- [What to produce] Below is a block of data; give all of it again word for word.

-- START Records for this task --

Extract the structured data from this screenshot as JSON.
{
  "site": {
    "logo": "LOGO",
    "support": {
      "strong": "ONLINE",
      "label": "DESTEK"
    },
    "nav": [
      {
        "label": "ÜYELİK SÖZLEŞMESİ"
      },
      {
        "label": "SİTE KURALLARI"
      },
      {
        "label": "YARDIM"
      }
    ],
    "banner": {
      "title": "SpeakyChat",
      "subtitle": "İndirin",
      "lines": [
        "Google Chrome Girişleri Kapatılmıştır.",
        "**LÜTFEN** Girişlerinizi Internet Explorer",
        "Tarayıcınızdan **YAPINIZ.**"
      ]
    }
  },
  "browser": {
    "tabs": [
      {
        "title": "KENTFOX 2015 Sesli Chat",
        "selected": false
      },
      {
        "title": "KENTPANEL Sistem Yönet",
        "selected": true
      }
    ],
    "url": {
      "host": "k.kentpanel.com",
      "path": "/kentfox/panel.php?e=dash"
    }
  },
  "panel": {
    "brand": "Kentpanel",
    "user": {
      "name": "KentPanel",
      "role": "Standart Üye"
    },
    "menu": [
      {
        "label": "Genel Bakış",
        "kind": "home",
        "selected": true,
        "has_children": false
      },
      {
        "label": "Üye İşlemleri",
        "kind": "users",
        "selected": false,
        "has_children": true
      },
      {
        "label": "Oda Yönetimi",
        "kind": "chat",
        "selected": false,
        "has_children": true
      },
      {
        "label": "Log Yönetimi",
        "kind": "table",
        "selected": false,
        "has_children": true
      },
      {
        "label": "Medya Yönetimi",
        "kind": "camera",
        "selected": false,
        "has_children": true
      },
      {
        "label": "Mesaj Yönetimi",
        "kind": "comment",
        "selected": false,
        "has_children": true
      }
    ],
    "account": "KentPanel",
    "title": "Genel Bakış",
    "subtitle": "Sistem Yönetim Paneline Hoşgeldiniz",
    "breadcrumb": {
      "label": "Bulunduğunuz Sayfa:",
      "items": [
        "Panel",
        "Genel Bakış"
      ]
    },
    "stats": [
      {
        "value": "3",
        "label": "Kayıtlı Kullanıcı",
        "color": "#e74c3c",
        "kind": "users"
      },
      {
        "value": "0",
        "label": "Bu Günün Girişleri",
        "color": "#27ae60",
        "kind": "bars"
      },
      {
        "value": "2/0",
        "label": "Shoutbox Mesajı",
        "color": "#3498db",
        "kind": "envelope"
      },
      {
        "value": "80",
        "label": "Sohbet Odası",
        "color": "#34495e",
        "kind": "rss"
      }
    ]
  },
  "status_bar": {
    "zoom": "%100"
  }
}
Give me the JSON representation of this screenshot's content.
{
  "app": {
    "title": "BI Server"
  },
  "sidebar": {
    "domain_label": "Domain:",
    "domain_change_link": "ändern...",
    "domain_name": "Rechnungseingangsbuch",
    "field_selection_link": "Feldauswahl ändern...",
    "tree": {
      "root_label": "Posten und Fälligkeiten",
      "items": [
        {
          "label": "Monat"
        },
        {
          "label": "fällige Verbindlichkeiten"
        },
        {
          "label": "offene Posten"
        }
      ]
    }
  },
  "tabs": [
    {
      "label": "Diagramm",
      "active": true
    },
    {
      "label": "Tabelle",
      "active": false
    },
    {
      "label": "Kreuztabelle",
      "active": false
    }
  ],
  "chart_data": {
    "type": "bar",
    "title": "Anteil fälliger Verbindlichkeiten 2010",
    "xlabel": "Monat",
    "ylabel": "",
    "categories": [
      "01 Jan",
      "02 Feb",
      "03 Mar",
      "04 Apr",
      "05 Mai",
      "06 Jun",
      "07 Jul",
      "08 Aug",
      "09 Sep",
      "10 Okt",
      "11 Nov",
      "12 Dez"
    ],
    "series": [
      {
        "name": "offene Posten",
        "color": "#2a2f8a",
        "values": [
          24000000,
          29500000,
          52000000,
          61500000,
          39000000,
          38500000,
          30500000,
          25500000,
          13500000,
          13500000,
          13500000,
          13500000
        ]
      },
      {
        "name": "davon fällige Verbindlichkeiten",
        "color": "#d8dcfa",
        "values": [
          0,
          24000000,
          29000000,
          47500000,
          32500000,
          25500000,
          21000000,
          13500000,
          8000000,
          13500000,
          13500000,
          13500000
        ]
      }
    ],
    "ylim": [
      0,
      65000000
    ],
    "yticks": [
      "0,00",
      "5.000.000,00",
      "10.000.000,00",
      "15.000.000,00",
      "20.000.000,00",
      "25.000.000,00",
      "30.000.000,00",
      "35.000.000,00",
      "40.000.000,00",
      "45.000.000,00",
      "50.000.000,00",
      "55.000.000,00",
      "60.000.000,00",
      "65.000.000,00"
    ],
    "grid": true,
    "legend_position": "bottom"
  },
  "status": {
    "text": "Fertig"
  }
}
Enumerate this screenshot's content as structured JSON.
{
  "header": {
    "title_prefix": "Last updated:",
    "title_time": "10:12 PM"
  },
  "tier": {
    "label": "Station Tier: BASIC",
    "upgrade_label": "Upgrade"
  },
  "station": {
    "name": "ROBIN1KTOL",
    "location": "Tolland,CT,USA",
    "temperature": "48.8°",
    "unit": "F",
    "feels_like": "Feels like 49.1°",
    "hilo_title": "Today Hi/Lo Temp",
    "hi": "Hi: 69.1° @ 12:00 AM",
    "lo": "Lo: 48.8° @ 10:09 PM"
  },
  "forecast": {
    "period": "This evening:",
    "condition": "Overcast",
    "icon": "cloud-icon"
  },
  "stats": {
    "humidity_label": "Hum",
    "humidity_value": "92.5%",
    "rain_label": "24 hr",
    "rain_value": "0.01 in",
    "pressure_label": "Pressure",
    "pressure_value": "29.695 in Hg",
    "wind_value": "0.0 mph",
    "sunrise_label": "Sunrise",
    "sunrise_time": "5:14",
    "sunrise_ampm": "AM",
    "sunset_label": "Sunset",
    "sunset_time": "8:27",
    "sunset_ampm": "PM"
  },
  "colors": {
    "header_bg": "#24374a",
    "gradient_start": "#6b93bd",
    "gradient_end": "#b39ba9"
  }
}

-- END Records for this task --

- [Result]
Extract the structured data from this screenshot as JSON.
{
  "site": {
    "logo": "LOGO",
    "support": {
      "strong": "ONLINE",
      "label": "DESTEK"
    },
    "nav": [
      {
        "label": "ÜYELİK SÖZLEŞMESİ"
      },
      {
        "label": "SİTE KURALLARI"
      },
      {
        "label": "YARDIM"
      }
    ],
    "banner": {
      "title": "SpeakyChat",
      "subtitle": "İndirin",
      "lines": [
        "Google Chrome Girişleri Kapatılmıştır.",
        "**LÜTFEN** Girişlerinizi Internet Explorer",
        "Tarayıcınızdan **YAPINIZ.**"
      ]
    }
  },
  "browser": {
    "tabs": [
      {
        "title": "KENTFOX 2015 Sesli Chat",
        "selected": false
      },
      {
        "title": "KENTPANEL Sistem Yönet",
        "selected": true
      }
    ],
    "url": {
      "host": "k.kentpanel.com",
      "path": "/kentfox/panel.php?e=dash"
    }
  },
  "panel": {
    "brand": "Kentpanel",
    "user": {
      "name": "KentPanel",
      "role": "Standart Üye"
    },
    "menu": [
      {
        "label": "Genel Bakış",
        "kind": "home",
        "selected": true,
        "has_children": false
      },
      {
        "label": "Üye İşlemleri",
        "kind": "users",
        "selected": false,
        "has_children": true
      },
      {
        "label": "Oda Yönetimi",
        "kind": "chat",
        "selected": false,
        "has_children": true
      },
      {
        "label": "Log Yönetimi",
        "kind": "table",
        "selected": false,
        "has_children": true
      },
      {
        "label": "Medya Yönetimi",
        "kind": "camera",
        "selected": false,
        "has_children": true
      },
      {
        "label": "Mesaj Yönetimi",
        "kind": "comment",
        "selected": false,
        "has_children": true
      }
    ],
    "account": "KentPanel",
    "title": "Genel Bakış",
    "subtitle": "Sistem Yönetim Paneline Hoşgeldiniz",
    "breadcrumb": {
      "label": "Bulunduğunuz Sayfa:",
      "items": [
        "Panel",
        "Genel Bakış"
      ]
    },
    "stats": [
      {
        "value": "3",
        "label": "Kayıtlı Kullanıcı",
        "color": "#e74c3c",
        "kind": "users"
      },
      {
        "value": "0",
        "label": "Bu Günün Girişleri",
        "color": "#27ae60",
        "kind": "bars"
      },
      {
        "value": "2/0",
        "label": "Shoutbox Mesajı",
        "color": "#3498db",
        "kind": "envelope"
      },
      {
        "value": "80",
        "label": "Sohbet Odası",
        "color": "#34495e",
        "kind": "rss"
      }
    ]
  },
  "status_bar": {
    "zoom": "%100"
  }
}
Give me the JSON representation of this screenshot's content.
{
  "app": {
    "title": "BI Server"
  },
  "sidebar": {
    "domain_label": "Domain:",
    "domain_change_link": "ändern...",
    "domain_name": "Rechnungseingangsbuch",
    "field_selection_link": "Feldauswahl ändern...",
    "tree": {
      "root_label": "Posten und Fälligkeiten",
      "items": [
        {
          "label": "Monat"
        },
        {
          "label": "fällige Verbindlichkeiten"
        },
        {
          "label": "offene Posten"
        }
      ]
    }
  },
  "tabs": [
    {
      "label": "Diagramm",
      "active": true
    },
    {
      "label": "Tabelle",
      "active": false
    },
    {
      "label": "Kreuztabelle",
      "active": false
    }
  ],
  "chart_data": {
    "type": "bar",
    "title": "Anteil fälliger Verbindlichkeiten 2010",
    "xlabel": "Monat",
    "ylabel": "",
    "categories": [
      "01 Jan",
      "02 Feb",
      "03 Mar",
      "04 Apr",
      "05 Mai",
      "06 Jun",
      "07 Jul",
      "08 Aug",
      "09 Sep",
      "10 Okt",
      "11 Nov",
      "12 Dez"
    ],
    "series": [
      {
        "name": "offene Posten",
        "color": "#2a2f8a",
        "values": [
          24000000,
          29500000,
          52000000,
          61500000,
          39000000,
          38500000,
          30500000,
          25500000,
          13500000,
          13500000,
          13500000,
          13500000
        ]
      },
      {
        "name": "davon fällige Verbindlichkeiten",
        "color": "#d8dcfa",
        "values": [
          0,
          24000000,
          29000000,
          47500000,
          32500000,
          25500000,
          21000000,
          13500000,
          8000000,
          13500000,
          13500000,
          13500000
        ]
      }
    ],
    "ylim": [
      0,
      65000000
    ],
    "yticks": [
      "0,00",
      "5.000.000,00",
      "10.000.000,00",
      "15.000.000,00",
      "20.000.000,00",
      "25.000.000,00",
      "30.000.000,00",
      "35.000.000,00",
      "40.000.000,00",
      "45.000.000,00",
      "50.000.000,00",
      "55.000.000,00",
      "60.000.000,00",
      "65.000.000,00"
    ],
    "grid": true,
    "legend_position": "bottom"
  },
  "status": {
    "text": "Fertig"
  }
}
Enumerate this screenshot's content as structured JSON.
{
  "header": {
    "title_prefix": "Last updated:",
    "title_time": "10:12 PM"
  },
  "tier": {
    "label": "Station Tier: BASIC",
    "upgrade_label": "Upgrade"
  },
  "station": {
    "name": "ROBIN1KTOL",
    "location": "Tolland,CT,USA",
    "temperature": "48.8°",
    "unit": "F",
    "feels_like": "Feels like 49.1°",
    "hilo_title": "Today Hi/Lo Temp",
    "hi": "Hi: 69.1° @ 12:00 AM",
    "lo": "Lo: 48.8° @ 10:09 PM"
  },
  "forecast": {
    "period": "This evening:",
    "condition": "Overcast",
    "icon": "cloud-icon"
  },
  "stats": {
    "humidity_label": "Hum",
    "humidity_value": "92.5%",
    "rain_label": "24 hr",
    "rain_value": "0.01 in",
    "pressure_label": "Pressure",
    "pressure_value": "29.695 in Hg",
    "wind_value": "0.0 mph",
    "sunrise_label": "Sunrise",
    "sunrise_time": "5:14",
    "sunrise_ampm": "AM",
    "sunset_label": "Sunset",
    "sunset_time": "8:27",
    "sunset_ampm": "PM"
  },
  "colors": {
    "header_bg": "#24374a",
    "gradient_start": "#6b93bd",
    "gradient_end": "#b39ba9"
  }
}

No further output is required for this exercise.